**Data provided**:
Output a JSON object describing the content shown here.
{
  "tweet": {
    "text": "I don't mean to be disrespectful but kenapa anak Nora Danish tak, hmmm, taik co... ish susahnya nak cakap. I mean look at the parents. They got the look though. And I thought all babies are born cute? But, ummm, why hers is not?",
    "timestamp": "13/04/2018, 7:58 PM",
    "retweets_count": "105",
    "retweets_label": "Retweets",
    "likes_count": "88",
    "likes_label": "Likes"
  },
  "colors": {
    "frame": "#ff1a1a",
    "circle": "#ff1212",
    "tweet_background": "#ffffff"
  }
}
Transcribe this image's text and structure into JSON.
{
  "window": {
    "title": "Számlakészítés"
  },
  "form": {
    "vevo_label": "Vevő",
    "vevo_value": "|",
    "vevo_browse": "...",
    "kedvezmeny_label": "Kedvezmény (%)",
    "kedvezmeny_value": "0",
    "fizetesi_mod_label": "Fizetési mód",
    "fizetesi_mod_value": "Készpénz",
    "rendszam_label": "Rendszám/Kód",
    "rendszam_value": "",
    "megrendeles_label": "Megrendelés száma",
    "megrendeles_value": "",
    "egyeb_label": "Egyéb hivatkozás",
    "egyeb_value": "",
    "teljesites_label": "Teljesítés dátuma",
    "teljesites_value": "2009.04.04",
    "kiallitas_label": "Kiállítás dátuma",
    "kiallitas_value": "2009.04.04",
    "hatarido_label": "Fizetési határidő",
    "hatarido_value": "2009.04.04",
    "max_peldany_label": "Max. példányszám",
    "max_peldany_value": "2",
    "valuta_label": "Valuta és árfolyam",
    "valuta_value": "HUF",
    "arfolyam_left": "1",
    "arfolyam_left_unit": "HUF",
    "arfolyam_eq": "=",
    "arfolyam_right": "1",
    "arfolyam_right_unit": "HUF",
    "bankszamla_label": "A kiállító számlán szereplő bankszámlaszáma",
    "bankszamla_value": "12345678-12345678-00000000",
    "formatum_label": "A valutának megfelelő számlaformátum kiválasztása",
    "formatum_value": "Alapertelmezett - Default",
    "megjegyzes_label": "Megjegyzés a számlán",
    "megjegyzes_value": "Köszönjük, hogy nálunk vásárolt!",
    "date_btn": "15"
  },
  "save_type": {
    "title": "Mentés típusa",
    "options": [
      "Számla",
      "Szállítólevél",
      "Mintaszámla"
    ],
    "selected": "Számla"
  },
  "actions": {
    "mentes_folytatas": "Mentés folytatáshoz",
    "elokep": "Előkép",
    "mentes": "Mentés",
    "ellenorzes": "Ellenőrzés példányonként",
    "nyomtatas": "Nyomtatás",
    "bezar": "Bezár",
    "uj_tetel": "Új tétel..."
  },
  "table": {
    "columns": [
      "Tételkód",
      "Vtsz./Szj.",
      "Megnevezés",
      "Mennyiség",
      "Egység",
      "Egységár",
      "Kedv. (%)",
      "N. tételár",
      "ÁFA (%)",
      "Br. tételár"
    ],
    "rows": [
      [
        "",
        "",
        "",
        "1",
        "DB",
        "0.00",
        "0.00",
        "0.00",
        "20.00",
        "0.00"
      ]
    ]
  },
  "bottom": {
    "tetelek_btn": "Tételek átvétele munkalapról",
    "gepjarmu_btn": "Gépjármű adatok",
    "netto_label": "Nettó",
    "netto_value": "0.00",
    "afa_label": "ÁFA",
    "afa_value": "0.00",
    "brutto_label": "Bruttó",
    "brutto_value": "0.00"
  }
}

**Written exercise**: Restate the listing in full, word for word.

**Solution**:
Output a JSON object describing the content shown here.
{
  "tweet": {
    "text": "I don't mean to be disrespectful but kenapa anak Nora Danish tak, hmmm, taik co... ish susahnya nak cakap. I mean look at the parents. They got the look though. And I thought all babies are born cute? But, ummm, why hers is not?",
    "timestamp": "13/04/2018, 7:58 PM",
    "retweets_count": "105",
    "retweets_label": "Retweets",
    "likes_count": "88",
    "likes_label": "Likes"
  },
  "colors": {
    "frame": "#ff1a1a",
    "circle": "#ff1212",
    "tweet_background": "#ffffff"
  }
}
Transcribe this image's text and structure into JSON.
{
  "window": {
    "title": "Számlakészítés"
  },
  "form": {
    "vevo_label": "Vevő",
    "vevo_value": "|",
    "vevo_browse": "...",
    "kedvezmeny_label": "Kedvezmény (%)",
    "kedvezmeny_value": "0",
    "fizetesi_mod_label": "Fizetési mód",
    "fizetesi_mod_value": "Készpénz",
    "rendszam_label": "Rendszám/Kód",
    "rendszam_value": "",
    "megrendeles_label": "Megrendelés száma",
    "megrendeles_value": "",
    "egyeb_label": "Egyéb hivatkozás",
    "egyeb_value": "",
    "teljesites_label": "Teljesítés dátuma",
    "teljesites_value": "2009.04.04",
    "kiallitas_label": "Kiállítás dátuma",
    "kiallitas_value": "2009.04.04",
    "hatarido_label": "Fizetési határidő",
    "hatarido_value": "2009.04.04",
    "max_peldany_label": "Max. példányszám",
    "max_peldany_value": "2",
    "valuta_label": "Valuta és árfolyam",
    "valuta_value": "HUF",
    "arfolyam_left": "1",
    "arfolyam_left_unit": "HUF",
    "arfolyam_eq": "=",
    "arfolyam_right": "1",
    "arfolyam_right_unit": "HUF",
    "bankszamla_label": "A kiállító számlán szereplő bankszámlaszáma",
    "bankszamla_value": "12345678-12345678-00000000",
    "formatum_label": "A valutának megfelelő számlaformátum kiválasztása",
    "formatum_value": "Alapertelmezett - Default",
    "megjegyzes_label": "Megjegyzés a számlán",
    "megjegyzes_value": "Köszönjük, hogy nálunk vásárolt!",
    "date_btn": "15"
  },
  "save_type": {
    "title": "Mentés típusa",
    "options": [
      "Számla",
      "Szállítólevél",
      "Mintaszámla"
    ],
    "selected": "Számla"
  },
  "actions": {
    "mentes_folytatas": "Mentés folytatáshoz",
    "elokep": "Előkép",
    "mentes": "Mentés",
    "ellenorzes": "Ellenőrzés példányonként",
    "nyomtatas": "Nyomtatás",
    "bezar": "Bezár",
    "uj_tetel": "Új tétel..."
  },
  "table": {
    "columns": [
      "Tételkód",
      "Vtsz./Szj.",
      "Megnevezés",
      "Mennyiség",
      "Egység",
      "Egységár",
      "Kedv. (%)",
      "N. tételár",
      "ÁFA (%)",
      "Br. tételár"
    ],
    "rows": [
      [
        "",
        "",
        "",
        "1",
        "DB",
        "0.00",
        "0.00",
        "0.00",
        "20.00",
        "0.00"
      ]
    ]
  },
  "bottom": {
    "tetelek_btn": "Tételek átvétele munkalapról",
    "gepjarmu_btn": "Gépjármű adatok",
    "netto_label": "Nettó",
    "netto_value": "0.00",
    "afa_label": "ÁFA",
    "afa_value": "0.00",
    "brutto_label": "Bruttó",
    "brutto_value": "0.00"
  }
}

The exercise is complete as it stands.